- **Task details**
Gather, from the listing beneath this task, every line holding the string "yahoo".

Extracted data entries

• • • •

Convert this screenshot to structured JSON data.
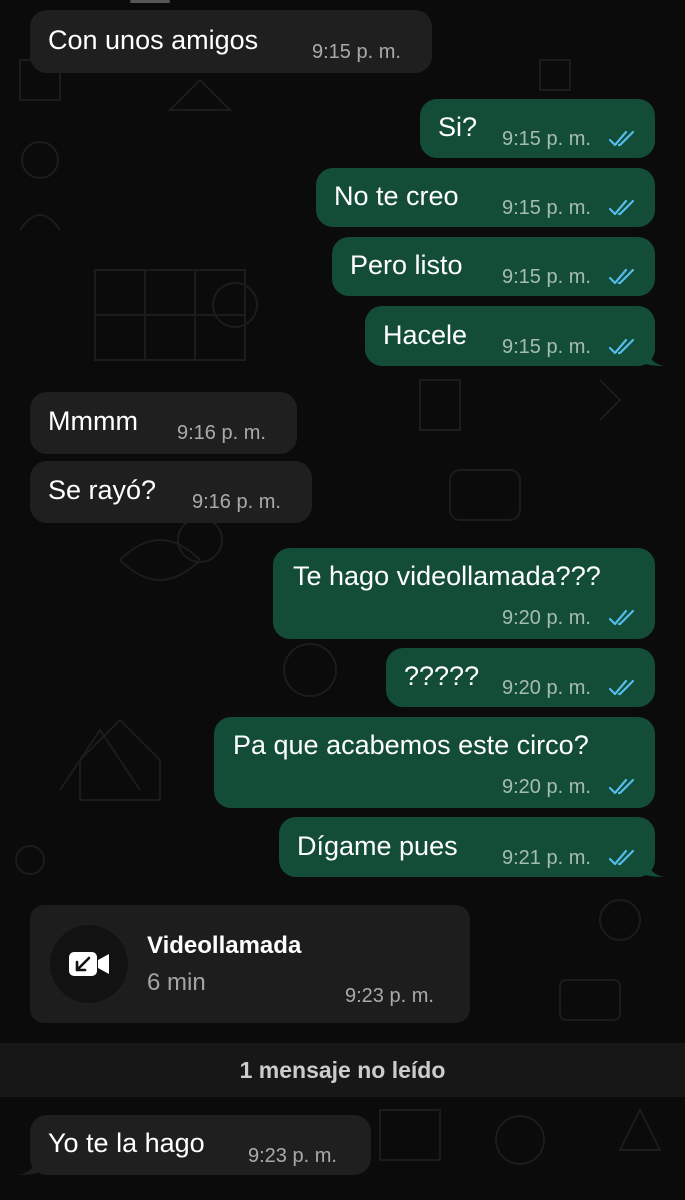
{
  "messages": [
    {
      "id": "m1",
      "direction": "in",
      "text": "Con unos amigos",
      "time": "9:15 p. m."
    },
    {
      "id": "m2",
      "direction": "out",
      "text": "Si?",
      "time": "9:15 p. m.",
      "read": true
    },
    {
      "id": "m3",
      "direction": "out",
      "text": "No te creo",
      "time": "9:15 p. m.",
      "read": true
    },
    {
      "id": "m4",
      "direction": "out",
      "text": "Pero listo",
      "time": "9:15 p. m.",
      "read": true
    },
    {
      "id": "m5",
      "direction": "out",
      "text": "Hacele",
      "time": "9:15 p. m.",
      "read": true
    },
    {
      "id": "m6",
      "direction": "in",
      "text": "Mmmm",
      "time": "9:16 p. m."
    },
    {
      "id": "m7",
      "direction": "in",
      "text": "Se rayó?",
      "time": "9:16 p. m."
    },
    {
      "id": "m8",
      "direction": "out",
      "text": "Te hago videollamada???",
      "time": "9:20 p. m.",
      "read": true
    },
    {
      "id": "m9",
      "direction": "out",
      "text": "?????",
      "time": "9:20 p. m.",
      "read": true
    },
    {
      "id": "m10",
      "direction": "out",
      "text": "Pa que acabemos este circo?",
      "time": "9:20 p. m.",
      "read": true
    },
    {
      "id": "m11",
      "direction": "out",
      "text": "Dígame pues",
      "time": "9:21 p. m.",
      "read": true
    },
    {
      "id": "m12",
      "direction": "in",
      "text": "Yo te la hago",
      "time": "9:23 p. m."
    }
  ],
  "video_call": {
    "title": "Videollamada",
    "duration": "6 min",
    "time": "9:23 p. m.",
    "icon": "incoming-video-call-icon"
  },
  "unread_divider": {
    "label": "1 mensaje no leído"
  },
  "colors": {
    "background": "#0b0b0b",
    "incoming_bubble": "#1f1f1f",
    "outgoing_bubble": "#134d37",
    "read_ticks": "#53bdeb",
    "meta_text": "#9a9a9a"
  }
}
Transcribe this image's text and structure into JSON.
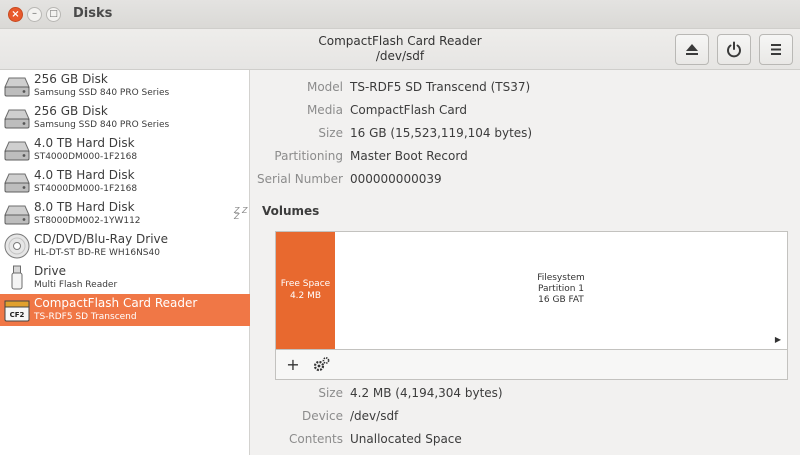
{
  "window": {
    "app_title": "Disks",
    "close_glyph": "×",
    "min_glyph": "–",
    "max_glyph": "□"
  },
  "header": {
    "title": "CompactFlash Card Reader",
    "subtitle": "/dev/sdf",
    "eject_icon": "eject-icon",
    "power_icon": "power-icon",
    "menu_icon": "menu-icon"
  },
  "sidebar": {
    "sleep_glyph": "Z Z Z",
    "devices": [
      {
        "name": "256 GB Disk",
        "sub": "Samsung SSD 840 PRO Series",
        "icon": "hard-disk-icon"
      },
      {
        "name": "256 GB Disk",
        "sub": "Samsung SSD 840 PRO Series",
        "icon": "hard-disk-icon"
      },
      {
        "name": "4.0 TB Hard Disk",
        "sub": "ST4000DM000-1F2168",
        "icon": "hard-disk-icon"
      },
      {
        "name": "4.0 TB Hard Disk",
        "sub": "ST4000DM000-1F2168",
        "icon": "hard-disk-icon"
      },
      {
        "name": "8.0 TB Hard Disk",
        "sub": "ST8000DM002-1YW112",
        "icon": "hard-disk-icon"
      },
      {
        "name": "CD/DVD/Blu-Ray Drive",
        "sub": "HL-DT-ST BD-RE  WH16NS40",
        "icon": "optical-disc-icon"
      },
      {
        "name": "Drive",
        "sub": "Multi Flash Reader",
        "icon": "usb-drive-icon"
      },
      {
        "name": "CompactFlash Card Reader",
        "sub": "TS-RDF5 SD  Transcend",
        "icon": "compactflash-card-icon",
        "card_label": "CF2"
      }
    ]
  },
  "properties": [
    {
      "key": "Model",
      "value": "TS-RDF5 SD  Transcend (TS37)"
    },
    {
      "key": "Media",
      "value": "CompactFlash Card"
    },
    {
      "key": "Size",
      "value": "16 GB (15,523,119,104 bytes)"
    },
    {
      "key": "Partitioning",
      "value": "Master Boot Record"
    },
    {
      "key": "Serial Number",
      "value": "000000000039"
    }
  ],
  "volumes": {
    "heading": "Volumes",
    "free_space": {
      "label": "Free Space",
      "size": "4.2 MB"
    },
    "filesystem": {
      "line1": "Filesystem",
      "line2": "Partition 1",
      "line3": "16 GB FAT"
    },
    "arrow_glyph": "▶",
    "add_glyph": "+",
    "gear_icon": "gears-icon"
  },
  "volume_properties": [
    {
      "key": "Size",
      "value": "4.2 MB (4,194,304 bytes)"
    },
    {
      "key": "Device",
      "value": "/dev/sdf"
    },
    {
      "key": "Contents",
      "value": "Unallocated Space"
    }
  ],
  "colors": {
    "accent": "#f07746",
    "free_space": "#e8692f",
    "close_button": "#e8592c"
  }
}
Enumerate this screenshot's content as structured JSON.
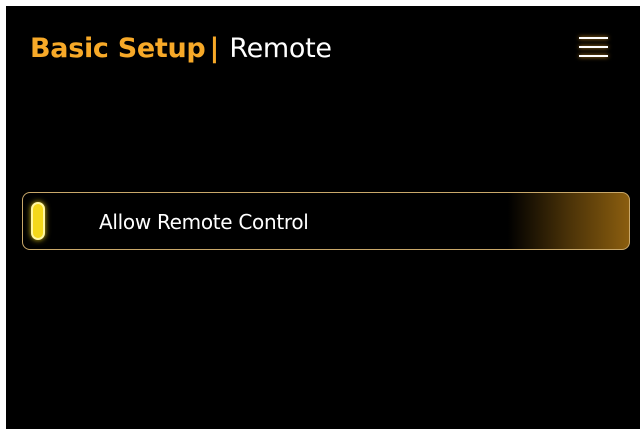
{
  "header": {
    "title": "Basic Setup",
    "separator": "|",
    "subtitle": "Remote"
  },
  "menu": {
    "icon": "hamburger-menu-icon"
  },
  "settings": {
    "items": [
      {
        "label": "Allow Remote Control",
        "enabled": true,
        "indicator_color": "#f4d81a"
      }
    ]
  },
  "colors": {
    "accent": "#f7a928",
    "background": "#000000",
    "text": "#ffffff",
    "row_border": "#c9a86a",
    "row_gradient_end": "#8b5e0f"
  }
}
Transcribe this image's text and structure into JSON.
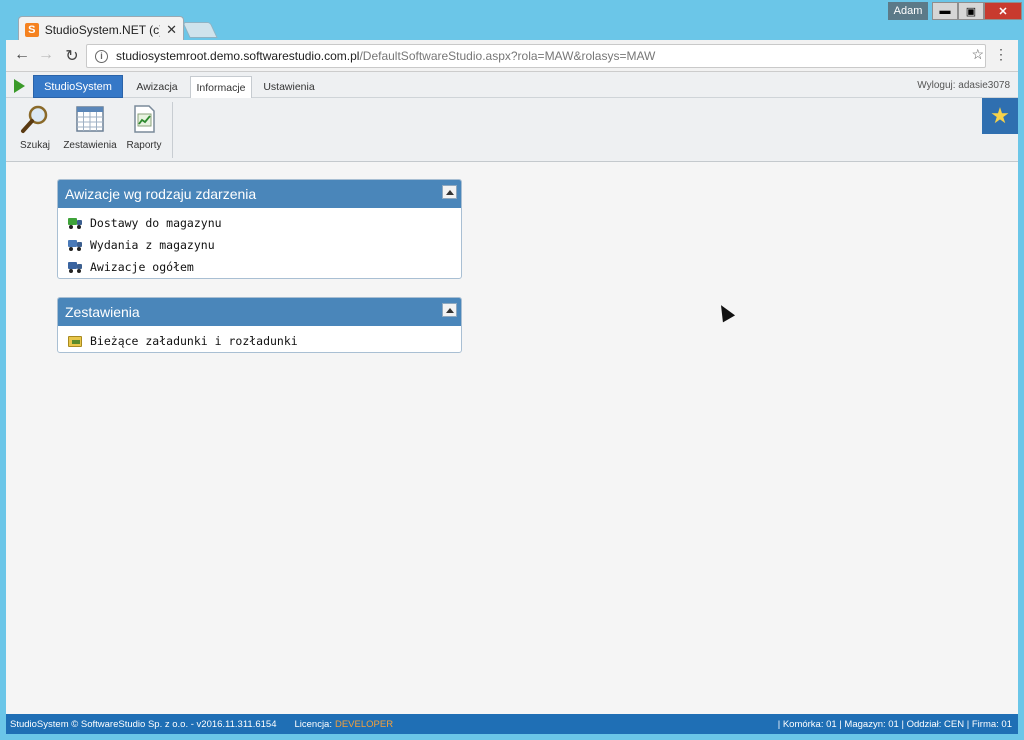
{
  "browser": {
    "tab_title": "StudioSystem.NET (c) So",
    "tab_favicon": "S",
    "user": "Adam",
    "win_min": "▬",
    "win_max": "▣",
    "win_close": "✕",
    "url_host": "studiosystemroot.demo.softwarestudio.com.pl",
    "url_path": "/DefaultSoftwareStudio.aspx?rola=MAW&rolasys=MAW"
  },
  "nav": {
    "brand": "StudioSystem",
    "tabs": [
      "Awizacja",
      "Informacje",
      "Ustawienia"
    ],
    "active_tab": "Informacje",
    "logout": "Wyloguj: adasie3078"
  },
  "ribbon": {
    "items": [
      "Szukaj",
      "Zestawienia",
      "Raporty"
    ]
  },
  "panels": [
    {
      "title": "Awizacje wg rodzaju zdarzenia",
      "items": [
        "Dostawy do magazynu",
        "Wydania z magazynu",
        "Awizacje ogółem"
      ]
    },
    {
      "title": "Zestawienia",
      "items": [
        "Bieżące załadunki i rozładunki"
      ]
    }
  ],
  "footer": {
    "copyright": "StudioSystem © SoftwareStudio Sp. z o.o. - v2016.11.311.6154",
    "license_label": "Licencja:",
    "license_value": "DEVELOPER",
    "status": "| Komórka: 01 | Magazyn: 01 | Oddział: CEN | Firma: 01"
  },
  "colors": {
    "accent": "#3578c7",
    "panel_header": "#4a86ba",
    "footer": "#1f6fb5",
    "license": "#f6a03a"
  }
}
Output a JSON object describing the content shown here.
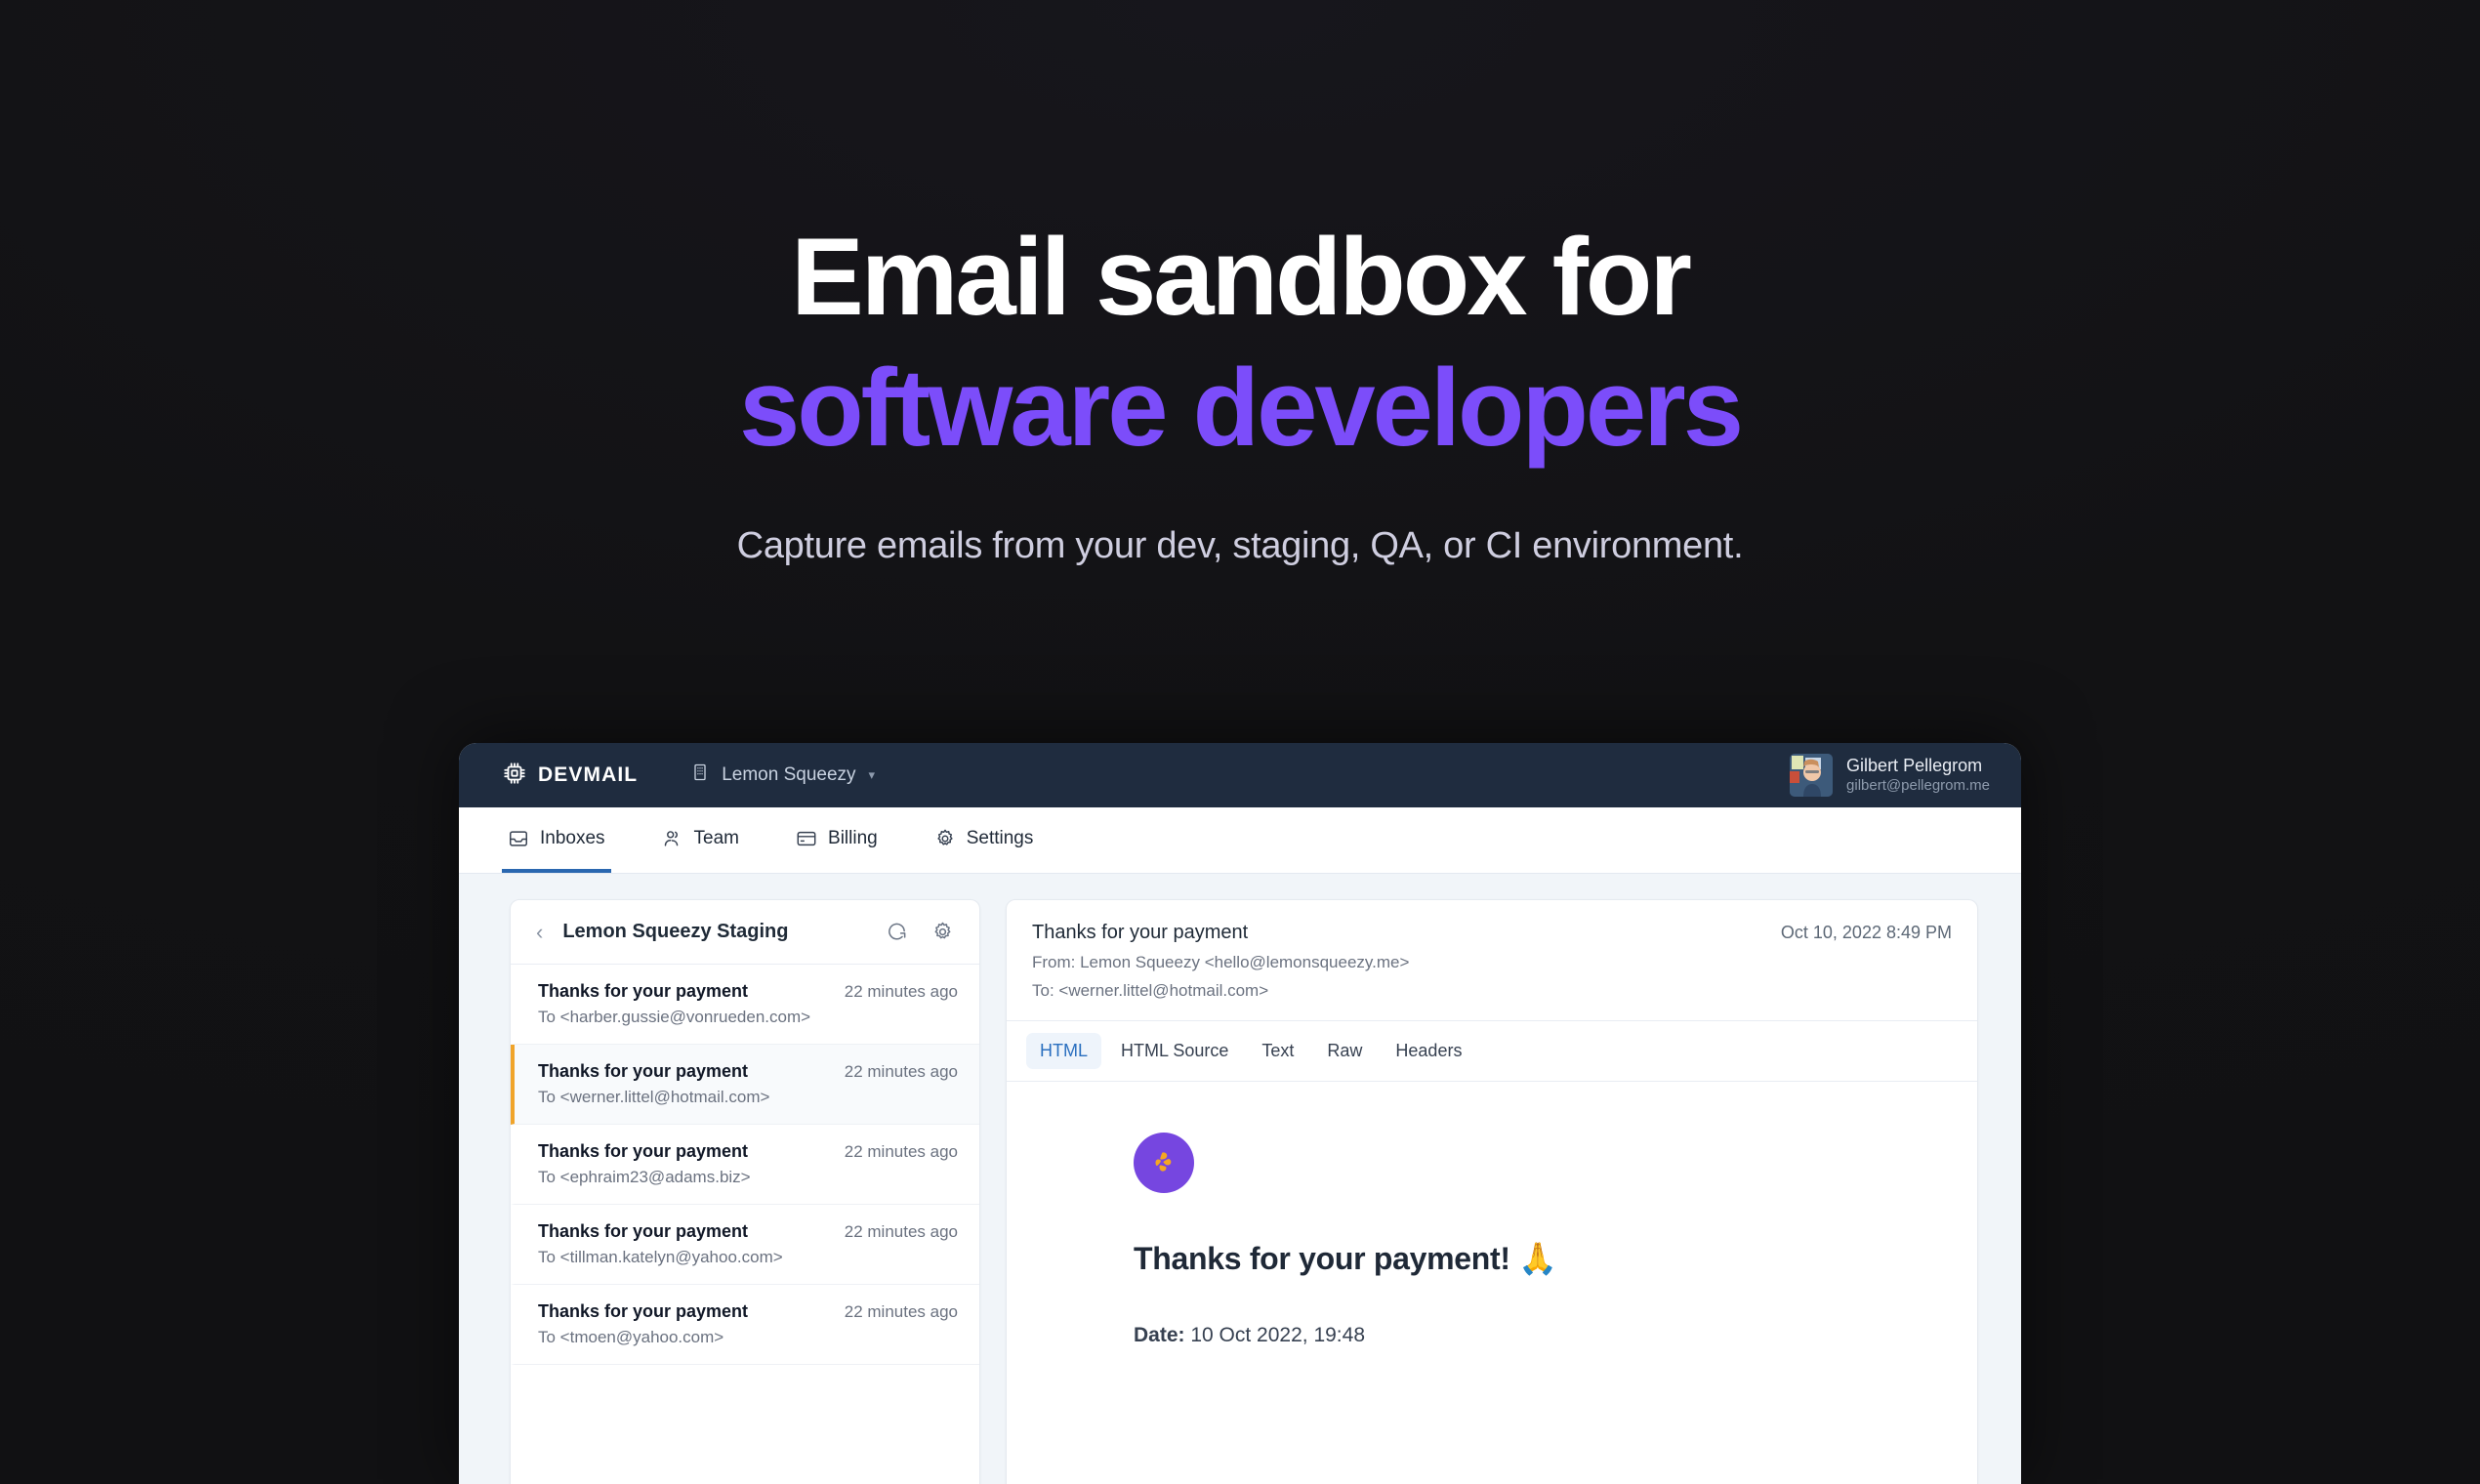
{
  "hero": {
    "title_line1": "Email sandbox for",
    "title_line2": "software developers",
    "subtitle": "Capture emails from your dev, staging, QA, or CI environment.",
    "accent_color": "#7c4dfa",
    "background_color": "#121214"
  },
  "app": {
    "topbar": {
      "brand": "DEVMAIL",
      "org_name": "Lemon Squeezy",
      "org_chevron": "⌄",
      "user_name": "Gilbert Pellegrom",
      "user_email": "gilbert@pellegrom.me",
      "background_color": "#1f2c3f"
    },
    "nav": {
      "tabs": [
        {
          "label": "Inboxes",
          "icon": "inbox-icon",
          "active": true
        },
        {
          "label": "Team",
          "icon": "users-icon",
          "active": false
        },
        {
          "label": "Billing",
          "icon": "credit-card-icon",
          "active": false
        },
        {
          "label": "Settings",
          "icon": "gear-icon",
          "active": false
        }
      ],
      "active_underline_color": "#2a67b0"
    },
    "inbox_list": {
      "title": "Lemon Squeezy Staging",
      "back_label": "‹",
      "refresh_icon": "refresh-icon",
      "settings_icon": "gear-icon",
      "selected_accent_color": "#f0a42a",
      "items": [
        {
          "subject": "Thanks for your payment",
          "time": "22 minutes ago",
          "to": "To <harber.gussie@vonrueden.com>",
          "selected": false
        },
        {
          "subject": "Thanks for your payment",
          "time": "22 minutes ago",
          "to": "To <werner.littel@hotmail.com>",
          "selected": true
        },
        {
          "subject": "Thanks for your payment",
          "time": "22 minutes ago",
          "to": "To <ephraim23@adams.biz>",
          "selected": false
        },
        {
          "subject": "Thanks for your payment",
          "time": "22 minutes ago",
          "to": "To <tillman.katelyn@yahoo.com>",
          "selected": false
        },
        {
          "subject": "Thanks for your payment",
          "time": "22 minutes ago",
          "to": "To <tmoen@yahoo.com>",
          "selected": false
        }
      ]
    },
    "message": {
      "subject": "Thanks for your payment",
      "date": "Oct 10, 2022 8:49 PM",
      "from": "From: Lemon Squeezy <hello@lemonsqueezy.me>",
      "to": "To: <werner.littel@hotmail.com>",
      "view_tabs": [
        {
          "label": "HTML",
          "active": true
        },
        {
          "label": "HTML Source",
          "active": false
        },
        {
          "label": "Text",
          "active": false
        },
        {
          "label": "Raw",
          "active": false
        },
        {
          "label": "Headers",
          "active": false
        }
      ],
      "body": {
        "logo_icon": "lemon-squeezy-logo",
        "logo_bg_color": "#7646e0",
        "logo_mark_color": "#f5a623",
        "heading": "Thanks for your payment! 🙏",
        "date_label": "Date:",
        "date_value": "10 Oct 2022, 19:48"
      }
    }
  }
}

• • • •

- **Task output**
          "to": "To <tillman.katelyn@yahoo.com>",
          "to": "To <tmoen@yahoo.com>",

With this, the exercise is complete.